PROBLEM DETAILS
Put every line of the data below into a two-column Markdown table. Put the row number under n and the line itself under Line, and skip any blank lines.
## START AVAILABLE RECORDS
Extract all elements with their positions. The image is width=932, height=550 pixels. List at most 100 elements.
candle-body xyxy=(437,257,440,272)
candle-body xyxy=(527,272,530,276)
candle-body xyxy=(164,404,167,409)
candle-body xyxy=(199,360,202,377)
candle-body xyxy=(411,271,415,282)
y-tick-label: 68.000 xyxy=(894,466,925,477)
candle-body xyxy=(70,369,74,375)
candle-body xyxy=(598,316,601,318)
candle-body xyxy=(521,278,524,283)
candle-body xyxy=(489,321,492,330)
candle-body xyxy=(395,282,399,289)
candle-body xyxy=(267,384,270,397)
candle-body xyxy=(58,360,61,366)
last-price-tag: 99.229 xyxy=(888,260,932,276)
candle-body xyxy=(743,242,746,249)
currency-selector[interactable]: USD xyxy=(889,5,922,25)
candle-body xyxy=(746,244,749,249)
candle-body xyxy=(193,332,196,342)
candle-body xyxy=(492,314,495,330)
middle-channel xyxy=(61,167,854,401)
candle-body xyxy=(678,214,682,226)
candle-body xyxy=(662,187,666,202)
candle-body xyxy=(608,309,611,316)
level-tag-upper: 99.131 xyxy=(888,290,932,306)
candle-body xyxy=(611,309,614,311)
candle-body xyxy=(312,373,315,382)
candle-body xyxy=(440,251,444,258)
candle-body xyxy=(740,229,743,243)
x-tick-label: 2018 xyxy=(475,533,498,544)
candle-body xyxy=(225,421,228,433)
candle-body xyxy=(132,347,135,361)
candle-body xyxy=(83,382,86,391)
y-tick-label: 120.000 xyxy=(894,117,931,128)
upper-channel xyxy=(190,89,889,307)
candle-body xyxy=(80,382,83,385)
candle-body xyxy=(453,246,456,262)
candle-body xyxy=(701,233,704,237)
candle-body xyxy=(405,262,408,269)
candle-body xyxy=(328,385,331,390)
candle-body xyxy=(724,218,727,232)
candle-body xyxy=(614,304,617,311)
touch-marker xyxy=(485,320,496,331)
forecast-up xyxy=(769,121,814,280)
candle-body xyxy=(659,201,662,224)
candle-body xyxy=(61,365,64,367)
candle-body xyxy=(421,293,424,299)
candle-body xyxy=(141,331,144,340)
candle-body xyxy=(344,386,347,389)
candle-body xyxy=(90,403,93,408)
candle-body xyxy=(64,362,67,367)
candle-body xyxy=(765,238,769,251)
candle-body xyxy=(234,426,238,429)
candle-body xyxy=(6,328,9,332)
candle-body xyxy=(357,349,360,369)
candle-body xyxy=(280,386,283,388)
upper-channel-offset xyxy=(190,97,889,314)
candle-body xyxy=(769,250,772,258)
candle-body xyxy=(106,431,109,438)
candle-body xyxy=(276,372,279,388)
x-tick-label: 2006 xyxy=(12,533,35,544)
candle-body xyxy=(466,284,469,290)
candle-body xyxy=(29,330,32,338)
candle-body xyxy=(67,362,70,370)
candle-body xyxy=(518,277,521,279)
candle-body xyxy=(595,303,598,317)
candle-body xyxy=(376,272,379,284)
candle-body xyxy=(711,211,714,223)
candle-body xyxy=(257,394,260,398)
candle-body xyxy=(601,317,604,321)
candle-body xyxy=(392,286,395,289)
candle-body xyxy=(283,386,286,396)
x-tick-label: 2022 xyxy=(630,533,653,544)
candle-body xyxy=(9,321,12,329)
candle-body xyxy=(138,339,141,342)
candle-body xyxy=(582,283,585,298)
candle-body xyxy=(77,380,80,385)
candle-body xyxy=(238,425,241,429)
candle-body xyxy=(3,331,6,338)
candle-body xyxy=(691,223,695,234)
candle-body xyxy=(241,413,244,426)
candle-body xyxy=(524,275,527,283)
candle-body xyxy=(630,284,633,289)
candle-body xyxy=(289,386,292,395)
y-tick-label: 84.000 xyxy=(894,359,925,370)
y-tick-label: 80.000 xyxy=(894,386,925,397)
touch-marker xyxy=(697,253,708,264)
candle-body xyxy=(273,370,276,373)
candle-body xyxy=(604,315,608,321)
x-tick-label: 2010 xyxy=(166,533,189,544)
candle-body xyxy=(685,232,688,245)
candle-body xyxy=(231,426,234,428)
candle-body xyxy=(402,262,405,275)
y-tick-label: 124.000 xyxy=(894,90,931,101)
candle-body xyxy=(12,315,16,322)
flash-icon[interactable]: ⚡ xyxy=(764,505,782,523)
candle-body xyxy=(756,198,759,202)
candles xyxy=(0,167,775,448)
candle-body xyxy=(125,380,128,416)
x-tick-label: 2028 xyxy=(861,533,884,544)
## END AVAILABLE RECORDS
THE SOLUTION
| n | Line |
|---|---|
| 1 | Extract all elements with their positions. The image is width=932, height=550 pixels. List at most 100 elements. |
| 2 | candle-body xyxy=(437,257,440,272) |
| 3 | candle-body xyxy=(527,272,530,276) |
| 4 | candle-body xyxy=(164,404,167,409) |
| 5 | candle-body xyxy=(199,360,202,377) |
| 6 | candle-body xyxy=(411,271,415,282) |
| 7 | y-tick-label: 68.000 xyxy=(894,466,925,477) |
| 8 | candle-body xyxy=(70,369,74,375) |
| 9 | candle-body xyxy=(598,316,601,318) |
| 10 | candle-body xyxy=(521,278,524,283) |
| 11 | candle-body xyxy=(489,321,492,330) |
| 12 | candle-body xyxy=(395,282,399,289) |
| 13 | candle-body xyxy=(267,384,270,397) |
| 14 | candle-body xyxy=(58,360,61,366) |
| 15 | last-price-tag: 99.229 xyxy=(888,260,932,276) |
| 16 | candle-body xyxy=(743,242,746,249) |
| 17 | currency-selector[interactable]: USD xyxy=(889,5,922,25) |
| 18 | candle-body xyxy=(746,244,749,249) |
| 19 | candle-body xyxy=(193,332,196,342) |
| 20 | candle-body xyxy=(492,314,495,330) |
| 21 | middle-channel xyxy=(61,167,854,401) |
| 22 | candle-body xyxy=(678,214,682,226) |
| 23 | candle-body xyxy=(662,187,666,202) |
| 24 | candle-body xyxy=(608,309,611,316) |
| 25 | level-tag-upper: 99.131 xyxy=(888,290,932,306) |
| 26 | candle-body xyxy=(611,309,614,311) |
| 27 | candle-body xyxy=(312,373,315,382) |
| 28 | candle-body xyxy=(440,251,444,258) |
| 29 | candle-body xyxy=(740,229,743,243) |
| 30 | x-tick-label: 2018 xyxy=(475,533,498,544) |
| 31 | candle-body xyxy=(225,421,228,433) |
| 32 | candle-body xyxy=(132,347,135,361) |
| 33 | candle-body xyxy=(83,382,86,391) |
| 34 | y-tick-label: 120.000 xyxy=(894,117,931,128) |
| 35 | upper-channel xyxy=(190,89,889,307) |
| 36 | candle-body xyxy=(80,382,83,385) |
| 37 | candle-body xyxy=(453,246,456,262) |
| 38 | candle-body xyxy=(701,233,704,237) |
| 39 | candle-body xyxy=(405,262,408,269) |
| 40 | candle-body xyxy=(328,385,331,390) |
| 41 | candle-body xyxy=(724,218,727,232) |
| 42 | candle-body xyxy=(614,304,617,311) |
| 43 | touch-marker xyxy=(485,320,496,331) |
| 44 | forecast-up xyxy=(769,121,814,280) |
| 45 | candle-body xyxy=(659,201,662,224) |
| 46 | candle-body xyxy=(61,365,64,367) |
| 47 | candle-body xyxy=(421,293,424,299) |
| 48 | candle-body xyxy=(141,331,144,340) |
| 49 | candle-body xyxy=(344,386,347,389) |
| 50 | candle-body xyxy=(90,403,93,408) |
| 51 | candle-body xyxy=(64,362,67,367) |
| 52 | candle-body xyxy=(765,238,769,251) |
| 53 | candle-body xyxy=(234,426,238,429) |
| 54 | candle-body xyxy=(6,328,9,332) |
| 55 | candle-body xyxy=(357,349,360,369) |
| 56 | candle-body xyxy=(280,386,283,388) |
| 57 | upper-channel-offset xyxy=(190,97,889,314) |
| 58 | candle-body xyxy=(769,250,772,258) |
| 59 | candle-body xyxy=(106,431,109,438) |
| 60 | candle-body xyxy=(276,372,279,388) |
| 61 | x-tick-label: 2006 xyxy=(12,533,35,544) |
| 62 | candle-body xyxy=(466,284,469,290) |
| 63 | candle-body xyxy=(29,330,32,338) |
| 64 | candle-body xyxy=(67,362,70,370) |
| 65 | candle-body xyxy=(518,277,521,279) |
| 66 | candle-body xyxy=(595,303,598,317) |
| 67 | candle-body xyxy=(376,272,379,284) |
| 68 | candle-body xyxy=(711,211,714,223) |
| 69 | candle-body xyxy=(257,394,260,398) |
| 70 | candle-body xyxy=(601,317,604,321) |
| 71 | candle-body xyxy=(392,286,395,289) |
| 72 | candle-body xyxy=(283,386,286,396) |
| 73 | x-tick-label: 2022 xyxy=(630,533,653,544) |
| 74 | candle-body xyxy=(9,321,12,329) |
| 75 | candle-body xyxy=(138,339,141,342) |
| 76 | candle-body xyxy=(582,283,585,298) |
| 77 | candle-body xyxy=(77,380,80,385) |
| 78 | candle-body xyxy=(238,425,241,429) |
| 79 | candle-body xyxy=(3,331,6,338) |
| 80 | candle-body xyxy=(691,223,695,234) |
| 81 | candle-body xyxy=(241,413,244,426) |
| 82 | candle-body xyxy=(524,275,527,283) |
| 83 | candle-body xyxy=(630,284,633,289) |
| 84 | candle-body xyxy=(289,386,292,395) |
| 85 | y-tick-label: 84.000 xyxy=(894,359,925,370) |
| 86 | y-tick-label: 80.000 xyxy=(894,386,925,397) |
| 87 | touch-marker xyxy=(697,253,708,264) |
| 88 | candle-body xyxy=(273,370,276,373) |
| 89 | candle-body xyxy=(604,315,608,321) |
| 90 | x-tick-label: 2010 xyxy=(166,533,189,544) |
| 91 | candle-body xyxy=(685,232,688,245) |
| 92 | candle-body xyxy=(231,426,234,428) |
| 93 | candle-body xyxy=(402,262,405,275) |
| 94 | y-tick-label: 124.000 xyxy=(894,90,931,101) |
| 95 | candle-body xyxy=(12,315,16,322) |
| 96 | flash-icon[interactable]: ⚡ xyxy=(764,505,782,523) |
| 97 | candle-body xyxy=(756,198,759,202) |
| 98 | candles xyxy=(0,167,775,448) |
| 99 | candle-body xyxy=(125,380,128,416) |
| 100 | x-tick-label: 2028 xyxy=(861,533,884,544) |